Material provided
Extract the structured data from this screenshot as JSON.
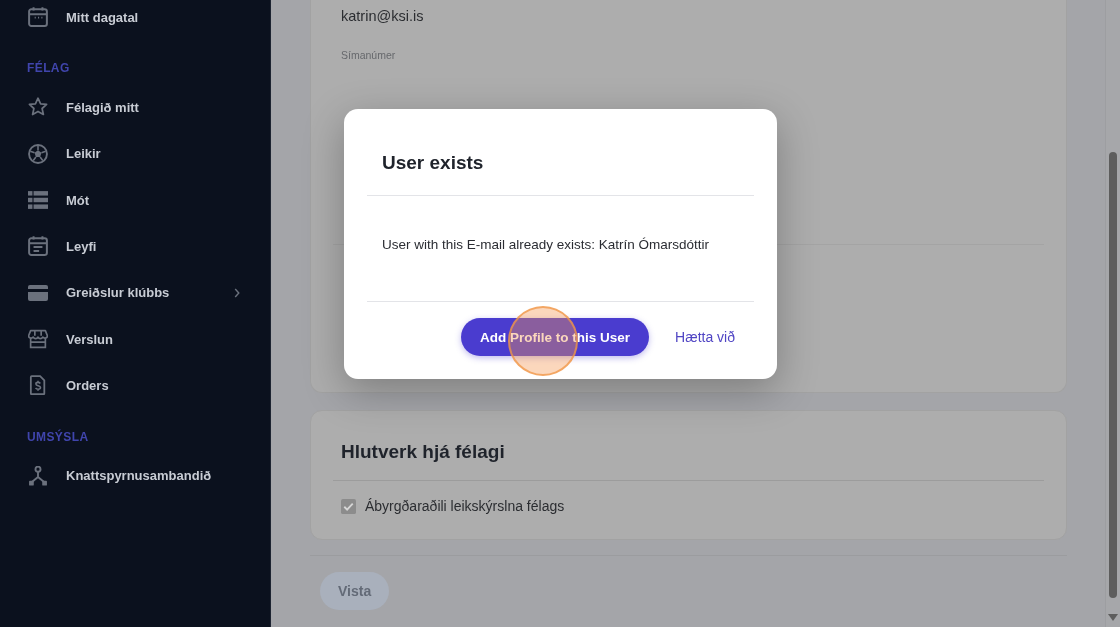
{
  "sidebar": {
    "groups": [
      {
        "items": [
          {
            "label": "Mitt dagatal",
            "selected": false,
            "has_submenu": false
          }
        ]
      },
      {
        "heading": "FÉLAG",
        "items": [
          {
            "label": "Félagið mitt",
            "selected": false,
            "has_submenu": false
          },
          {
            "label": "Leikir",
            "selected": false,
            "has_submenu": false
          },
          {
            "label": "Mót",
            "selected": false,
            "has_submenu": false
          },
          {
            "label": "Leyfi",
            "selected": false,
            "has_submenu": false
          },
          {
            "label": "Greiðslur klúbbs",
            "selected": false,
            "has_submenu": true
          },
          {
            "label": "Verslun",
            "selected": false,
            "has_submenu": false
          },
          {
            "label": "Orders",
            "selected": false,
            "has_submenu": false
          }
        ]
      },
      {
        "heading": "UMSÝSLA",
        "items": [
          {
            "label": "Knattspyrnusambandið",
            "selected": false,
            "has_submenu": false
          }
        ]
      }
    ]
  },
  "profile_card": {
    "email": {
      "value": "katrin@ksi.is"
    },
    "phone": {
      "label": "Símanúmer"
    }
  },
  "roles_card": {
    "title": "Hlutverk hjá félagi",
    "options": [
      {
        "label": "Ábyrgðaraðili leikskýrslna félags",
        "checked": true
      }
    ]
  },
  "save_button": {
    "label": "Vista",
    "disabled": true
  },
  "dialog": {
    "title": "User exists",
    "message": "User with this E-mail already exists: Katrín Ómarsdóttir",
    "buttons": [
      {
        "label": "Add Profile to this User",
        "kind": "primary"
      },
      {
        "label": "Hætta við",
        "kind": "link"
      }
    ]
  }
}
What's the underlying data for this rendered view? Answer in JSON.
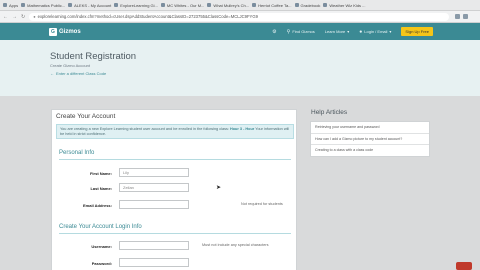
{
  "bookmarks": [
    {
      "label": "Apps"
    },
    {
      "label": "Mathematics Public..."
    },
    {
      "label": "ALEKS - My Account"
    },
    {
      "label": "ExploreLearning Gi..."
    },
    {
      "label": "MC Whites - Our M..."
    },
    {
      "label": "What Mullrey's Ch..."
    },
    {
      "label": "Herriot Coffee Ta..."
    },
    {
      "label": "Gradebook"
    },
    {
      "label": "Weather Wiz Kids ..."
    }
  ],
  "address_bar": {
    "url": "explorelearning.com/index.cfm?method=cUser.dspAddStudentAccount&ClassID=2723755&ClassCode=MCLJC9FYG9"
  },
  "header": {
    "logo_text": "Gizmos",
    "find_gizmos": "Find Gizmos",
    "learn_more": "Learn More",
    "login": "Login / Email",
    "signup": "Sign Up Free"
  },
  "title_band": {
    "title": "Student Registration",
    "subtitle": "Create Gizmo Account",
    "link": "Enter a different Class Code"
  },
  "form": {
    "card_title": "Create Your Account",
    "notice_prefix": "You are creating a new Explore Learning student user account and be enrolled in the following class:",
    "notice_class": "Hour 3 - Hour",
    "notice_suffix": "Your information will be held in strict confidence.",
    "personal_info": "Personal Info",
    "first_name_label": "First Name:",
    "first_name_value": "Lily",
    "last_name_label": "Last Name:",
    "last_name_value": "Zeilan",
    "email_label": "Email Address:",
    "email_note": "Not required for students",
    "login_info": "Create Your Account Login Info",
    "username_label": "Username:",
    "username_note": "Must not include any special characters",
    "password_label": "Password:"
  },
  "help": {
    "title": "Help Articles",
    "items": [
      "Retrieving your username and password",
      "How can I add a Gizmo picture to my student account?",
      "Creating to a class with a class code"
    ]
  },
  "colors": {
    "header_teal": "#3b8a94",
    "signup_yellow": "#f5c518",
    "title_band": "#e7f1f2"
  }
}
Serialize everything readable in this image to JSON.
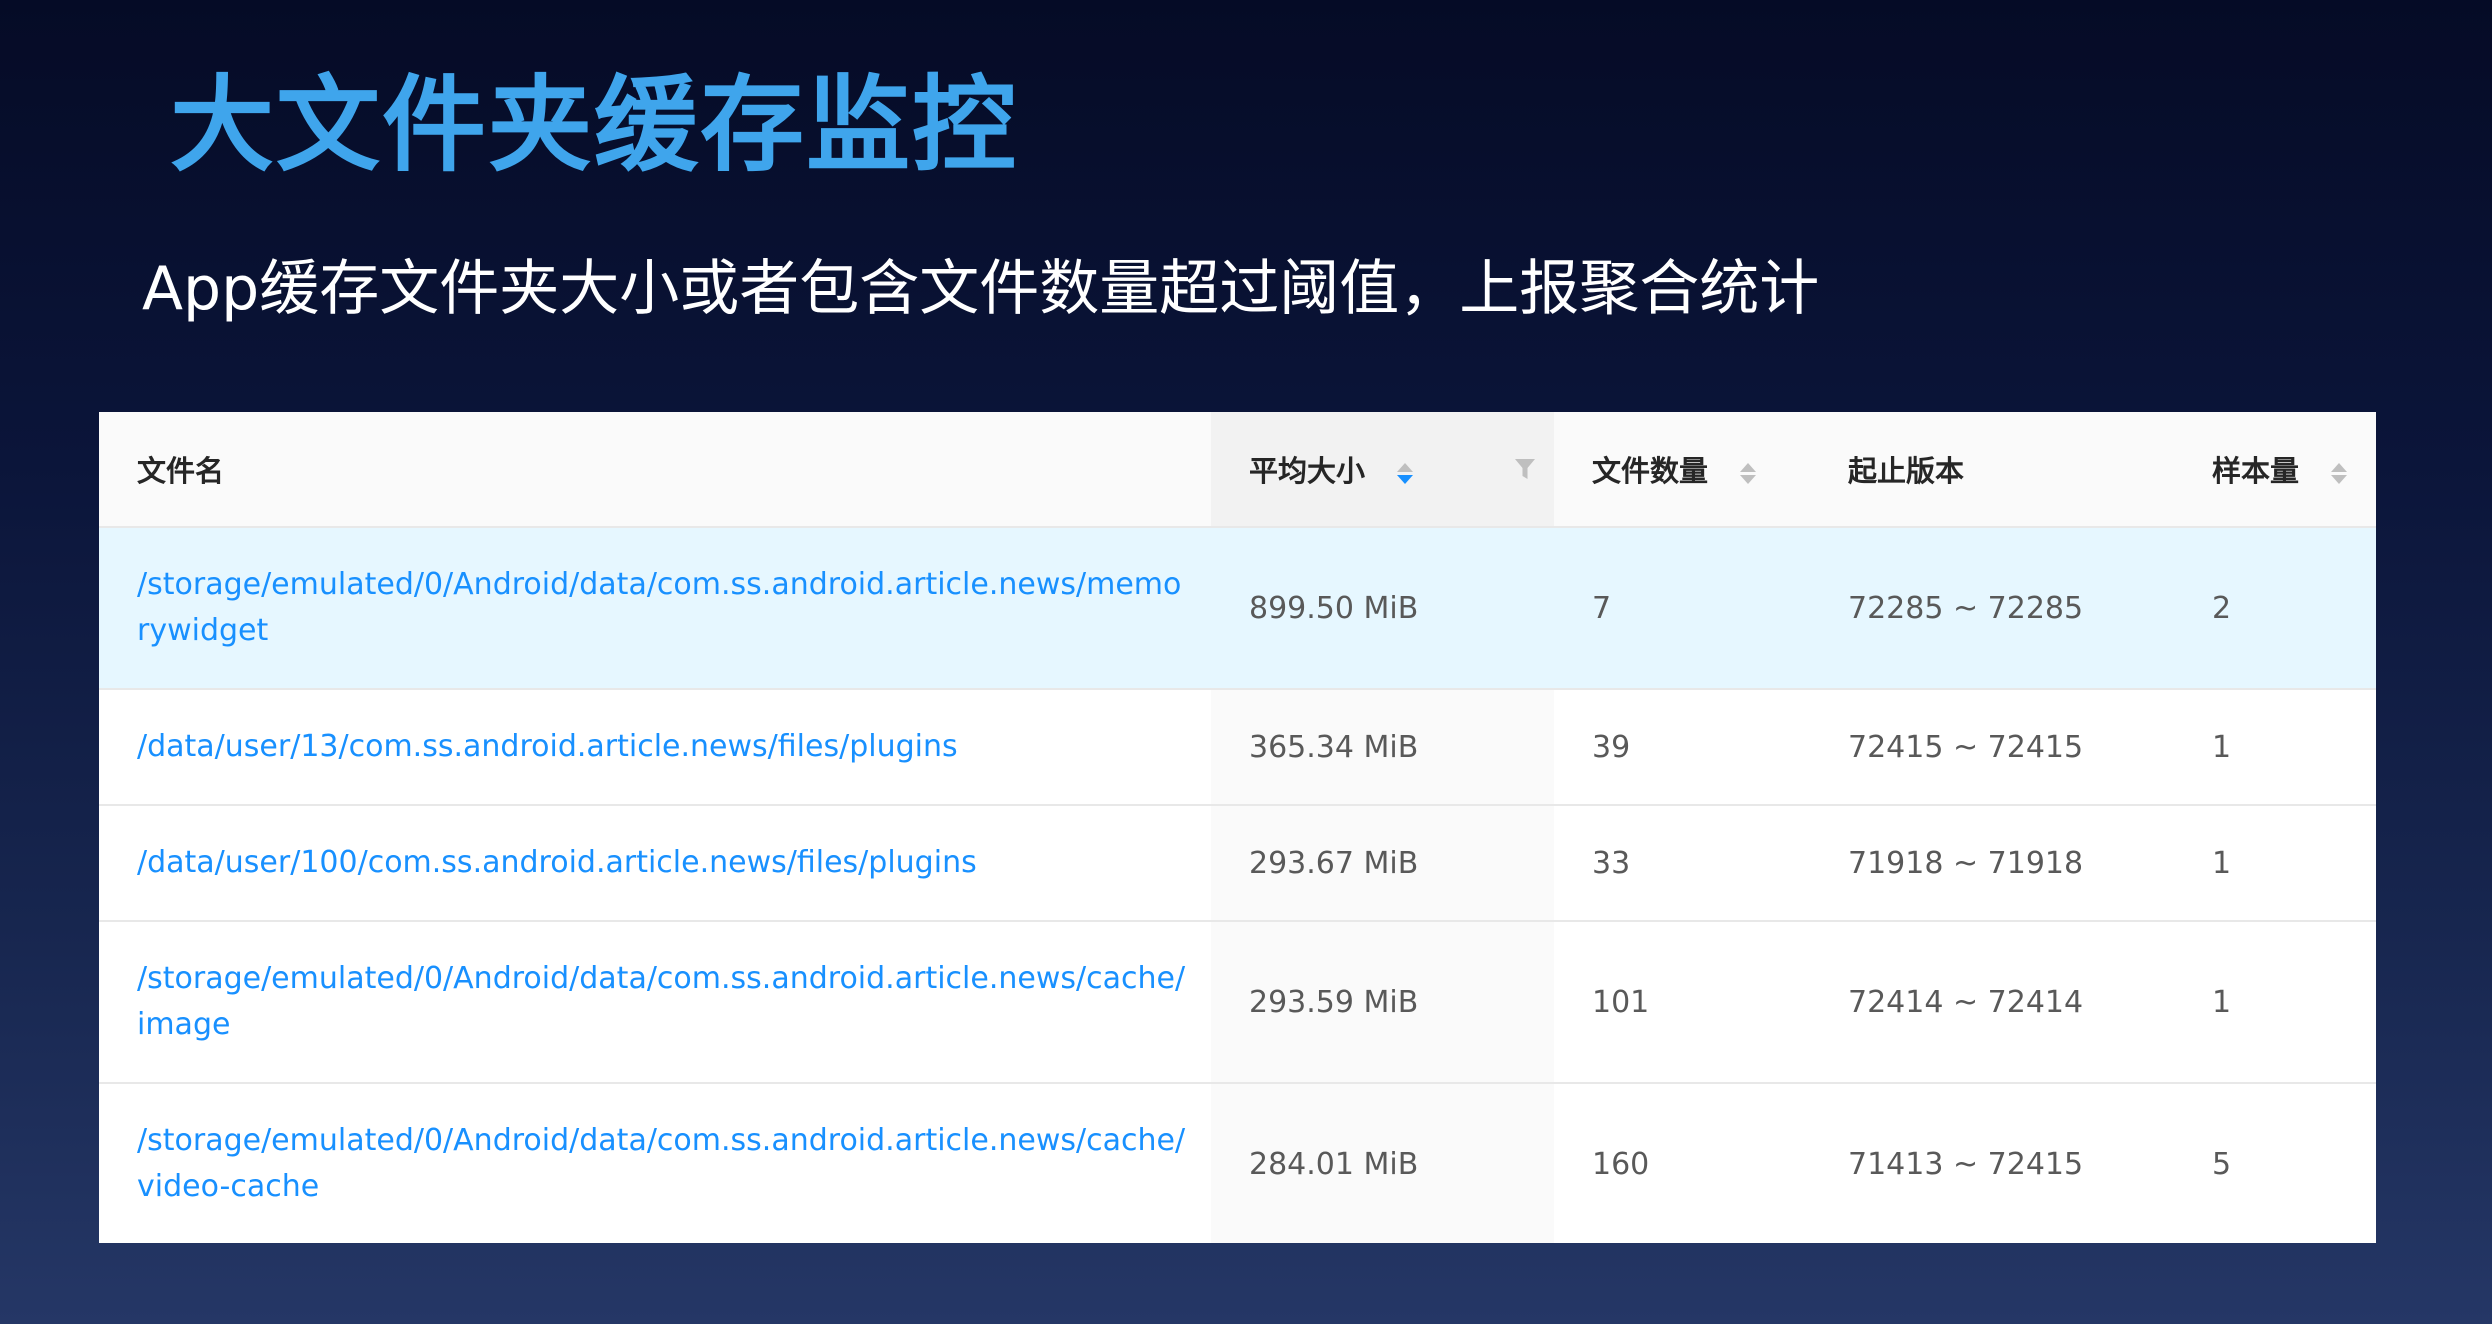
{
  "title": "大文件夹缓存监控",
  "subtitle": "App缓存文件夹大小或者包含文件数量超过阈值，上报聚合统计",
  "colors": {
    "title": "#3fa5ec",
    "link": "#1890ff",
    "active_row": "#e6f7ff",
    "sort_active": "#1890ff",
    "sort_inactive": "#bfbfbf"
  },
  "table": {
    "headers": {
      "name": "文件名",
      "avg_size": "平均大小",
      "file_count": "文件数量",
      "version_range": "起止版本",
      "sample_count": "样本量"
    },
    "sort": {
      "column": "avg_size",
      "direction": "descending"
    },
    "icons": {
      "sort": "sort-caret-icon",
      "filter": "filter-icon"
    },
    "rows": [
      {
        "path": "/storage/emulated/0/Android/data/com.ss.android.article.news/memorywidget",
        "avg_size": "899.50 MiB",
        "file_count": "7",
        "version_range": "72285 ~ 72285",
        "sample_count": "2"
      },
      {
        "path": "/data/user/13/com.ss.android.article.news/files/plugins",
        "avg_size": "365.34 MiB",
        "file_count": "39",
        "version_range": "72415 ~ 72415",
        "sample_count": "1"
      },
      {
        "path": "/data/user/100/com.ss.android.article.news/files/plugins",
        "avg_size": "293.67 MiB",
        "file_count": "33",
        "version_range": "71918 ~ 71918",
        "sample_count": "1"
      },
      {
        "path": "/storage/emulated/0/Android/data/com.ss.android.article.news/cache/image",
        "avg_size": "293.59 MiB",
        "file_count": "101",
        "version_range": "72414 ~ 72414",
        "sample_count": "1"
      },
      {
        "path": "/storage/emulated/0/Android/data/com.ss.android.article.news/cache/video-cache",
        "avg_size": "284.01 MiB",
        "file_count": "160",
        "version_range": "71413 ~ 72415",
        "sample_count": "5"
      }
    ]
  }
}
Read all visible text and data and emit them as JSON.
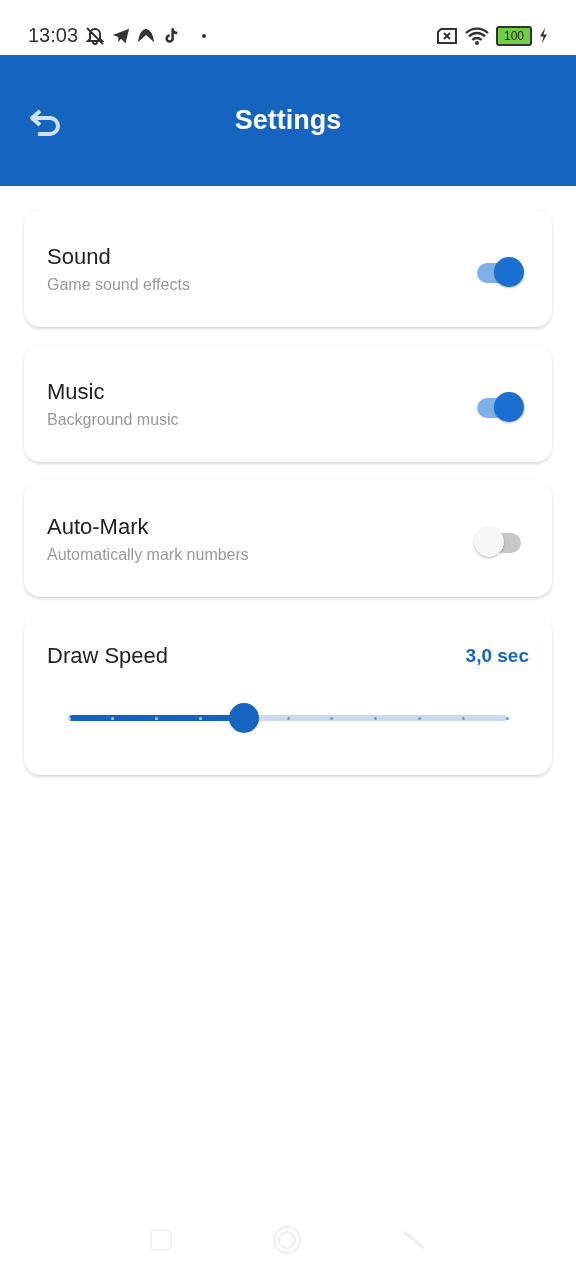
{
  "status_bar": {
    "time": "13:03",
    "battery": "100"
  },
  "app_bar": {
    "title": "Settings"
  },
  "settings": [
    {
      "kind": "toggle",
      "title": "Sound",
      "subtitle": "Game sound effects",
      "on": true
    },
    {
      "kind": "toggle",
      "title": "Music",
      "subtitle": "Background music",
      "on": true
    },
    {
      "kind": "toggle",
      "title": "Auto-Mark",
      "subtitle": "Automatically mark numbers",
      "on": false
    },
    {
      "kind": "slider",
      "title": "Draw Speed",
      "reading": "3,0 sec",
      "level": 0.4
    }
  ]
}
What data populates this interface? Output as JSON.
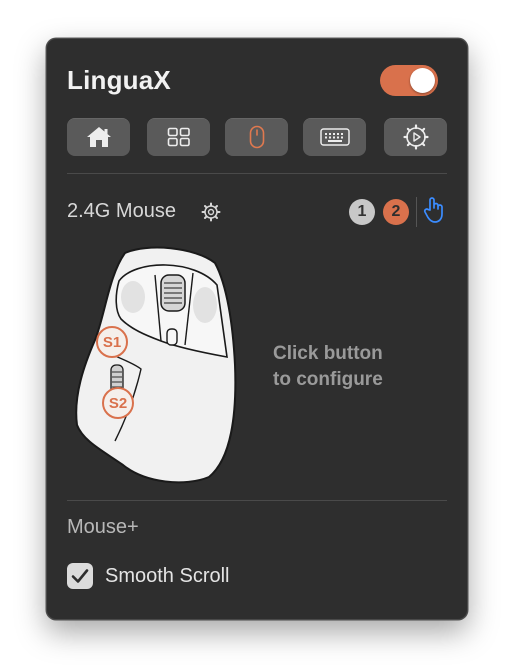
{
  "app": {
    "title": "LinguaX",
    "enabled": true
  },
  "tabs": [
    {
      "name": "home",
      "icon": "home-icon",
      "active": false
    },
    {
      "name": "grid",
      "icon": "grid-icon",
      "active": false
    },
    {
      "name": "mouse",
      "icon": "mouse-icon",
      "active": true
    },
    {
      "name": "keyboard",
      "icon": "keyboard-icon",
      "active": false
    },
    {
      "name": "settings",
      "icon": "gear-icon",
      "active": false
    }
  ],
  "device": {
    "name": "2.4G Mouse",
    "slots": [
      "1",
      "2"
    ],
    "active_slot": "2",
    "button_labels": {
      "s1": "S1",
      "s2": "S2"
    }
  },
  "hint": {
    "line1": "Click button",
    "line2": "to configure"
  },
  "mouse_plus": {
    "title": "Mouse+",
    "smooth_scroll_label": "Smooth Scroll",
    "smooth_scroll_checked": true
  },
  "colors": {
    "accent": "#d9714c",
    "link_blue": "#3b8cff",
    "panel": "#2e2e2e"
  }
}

Directions
Transcribe the whole listing exactly. Pictures stay out of your copy.

Correct answer
Extract the structured data from this screenshot as JSON.
{
  "sidebar": {
    "groups": [
      {
        "items": [
          {
            "label": "Mitt dagatal",
            "selected": false,
            "has_submenu": false
          }
        ]
      },
      {
        "heading": "FÉLAG",
        "items": [
          {
            "label": "Félagið mitt",
            "selected": false,
            "has_submenu": false
          },
          {
            "label": "Leikir",
            "selected": false,
            "has_submenu": false
          },
          {
            "label": "Mót",
            "selected": false,
            "has_submenu": false
          },
          {
            "label": "Leyfi",
            "selected": false,
            "has_submenu": false
          },
          {
            "label": "Greiðslur klúbbs",
            "selected": false,
            "has_submenu": true
          },
          {
            "label": "Verslun",
            "selected": false,
            "has_submenu": false
          },
          {
            "label": "Orders",
            "selected": false,
            "has_submenu": false
          }
        ]
      },
      {
        "heading": "UMSÝSLA",
        "items": [
          {
            "label": "Knattspyrnusambandið",
            "selected": false,
            "has_submenu": false
          }
        ]
      }
    ]
  },
  "profile_card": {
    "email": {
      "value": "katrin@ksi.is"
    },
    "phone": {
      "label": "Símanúmer"
    }
  },
  "roles_card": {
    "title": "Hlutverk hjá félagi",
    "options": [
      {
        "label": "Ábyrgðaraðili leikskýrslna félags",
        "checked": true
      }
    ]
  },
  "save_button": {
    "label": "Vista",
    "disabled": true
  },
  "dialog": {
    "title": "User exists",
    "message": "User with this E-mail already exists: Katrín Ómarsdóttir",
    "buttons": [
      {
        "label": "Add Profile to this User",
        "kind": "primary"
      },
      {
        "label": "Hætta við",
        "kind": "link"
      }
    ]
  }
}
What's the underlying data for this rendered view? Answer in JSON.
{
  "bookmarks": [
    {
      "label": "Apps"
    },
    {
      "label": "Mathematics Public..."
    },
    {
      "label": "ALEKS - My Account"
    },
    {
      "label": "ExploreLearning Gi..."
    },
    {
      "label": "MC Whites - Our M..."
    },
    {
      "label": "What Mullrey's Ch..."
    },
    {
      "label": "Herriot Coffee Ta..."
    },
    {
      "label": "Gradebook"
    },
    {
      "label": "Weather Wiz Kids ..."
    }
  ],
  "address_bar": {
    "url": "explorelearning.com/index.cfm?method=cUser.dspAddStudentAccount&ClassID=2723755&ClassCode=MCLJC9FYG9"
  },
  "header": {
    "logo_text": "Gizmos",
    "find_gizmos": "Find Gizmos",
    "learn_more": "Learn More",
    "login": "Login / Email",
    "signup": "Sign Up Free"
  },
  "title_band": {
    "title": "Student Registration",
    "subtitle": "Create Gizmo Account",
    "link": "Enter a different Class Code"
  },
  "form": {
    "card_title": "Create Your Account",
    "notice_prefix": "You are creating a new Explore Learning student user account and be enrolled in the following class:",
    "notice_class": "Hour 3 - Hour",
    "notice_suffix": "Your information will be held in strict confidence.",
    "personal_info": "Personal Info",
    "first_name_label": "First Name:",
    "first_name_value": "Lily",
    "last_name_label": "Last Name:",
    "last_name_value": "Zeilan",
    "email_label": "Email Address:",
    "email_note": "Not required for students",
    "login_info": "Create Your Account Login Info",
    "username_label": "Username:",
    "username_note": "Must not include any special characters",
    "password_label": "Password:"
  },
  "help": {
    "title": "Help Articles",
    "items": [
      "Retrieving your username and password",
      "How can I add a Gizmo picture to my student account?",
      "Creating to a class with a class code"
    ]
  },
  "colors": {
    "header_teal": "#3b8a94",
    "signup_yellow": "#f5c518",
    "title_band": "#e7f1f2"
  }
}
Serialize everything readable in this image to JSON.
{
  "title": "大文件夹缓存监控",
  "subtitle": "App缓存文件夹大小或者包含文件数量超过阈值，上报聚合统计",
  "colors": {
    "title": "#3fa5ec",
    "link": "#1890ff",
    "active_row": "#e6f7ff",
    "sort_active": "#1890ff",
    "sort_inactive": "#bfbfbf"
  },
  "table": {
    "headers": {
      "name": "文件名",
      "avg_size": "平均大小",
      "file_count": "文件数量",
      "version_range": "起止版本",
      "sample_count": "样本量"
    },
    "sort": {
      "column": "avg_size",
      "direction": "descending"
    },
    "icons": {
      "sort": "sort-caret-icon",
      "filter": "filter-icon"
    },
    "rows": [
      {
        "path": "/storage/emulated/0/Android/data/com.ss.android.article.news/memorywidget",
        "avg_size": "899.50 MiB",
        "file_count": "7",
        "version_range": "72285 ~ 72285",
        "sample_count": "2"
      },
      {
        "path": "/data/user/13/com.ss.android.article.news/files/plugins",
        "avg_size": "365.34 MiB",
        "file_count": "39",
        "version_range": "72415 ~ 72415",
        "sample_count": "1"
      },
      {
        "path": "/data/user/100/com.ss.android.article.news/files/plugins",
        "avg_size": "293.67 MiB",
        "file_count": "33",
        "version_range": "71918 ~ 71918",
        "sample_count": "1"
      },
      {
        "path": "/storage/emulated/0/Android/data/com.ss.android.article.news/cache/image",
        "avg_size": "293.59 MiB",
        "file_count": "101",
        "version_range": "72414 ~ 72414",
        "sample_count": "1"
      },
      {
        "path": "/storage/emulated/0/Android/data/com.ss.android.article.news/cache/video-cache",
        "avg_size": "284.01 MiB",
        "file_count": "160",
        "version_range": "71413 ~ 72415",
        "sample_count": "5"
      }
    ]
  }
}
Read all visible text and data and emit them as JSON.
{
  "status_bar": {
    "time": "13:03",
    "battery": "100"
  },
  "app_bar": {
    "title": "Settings"
  },
  "settings": [
    {
      "kind": "toggle",
      "title": "Sound",
      "subtitle": "Game sound effects",
      "on": true
    },
    {
      "kind": "toggle",
      "title": "Music",
      "subtitle": "Background music",
      "on": true
    },
    {
      "kind": "toggle",
      "title": "Auto-Mark",
      "subtitle": "Automatically mark numbers",
      "on": false
    },
    {
      "kind": "slider",
      "title": "Draw Speed",
      "reading": "3,0 sec",
      "level": 0.4
    }
  ]
}
What data populates this interface? Output as JSON.
{
  "app": {
    "title": "LinguaX",
    "enabled": true
  },
  "tabs": [
    {
      "name": "home",
      "icon": "home-icon",
      "active": false
    },
    {
      "name": "grid",
      "icon": "grid-icon",
      "active": false
    },
    {
      "name": "mouse",
      "icon": "mouse-icon",
      "active": true
    },
    {
      "name": "keyboard",
      "icon": "keyboard-icon",
      "active": false
    },
    {
      "name": "settings",
      "icon": "gear-icon",
      "active": false
    }
  ],
  "device": {
    "name": "2.4G Mouse",
    "slots": [
      "1",
      "2"
    ],
    "active_slot": "2",
    "button_labels": {
      "s1": "S1",
      "s2": "S2"
    }
  },
  "hint": {
    "line1": "Click button",
    "line2": "to configure"
  },
  "mouse_plus": {
    "title": "Mouse+",
    "smooth_scroll_label": "Smooth Scroll",
    "smooth_scroll_checked": true
  },
  "colors": {
    "accent": "#d9714c",
    "link_blue": "#3b8cff",
    "panel": "#2e2e2e"
  }
}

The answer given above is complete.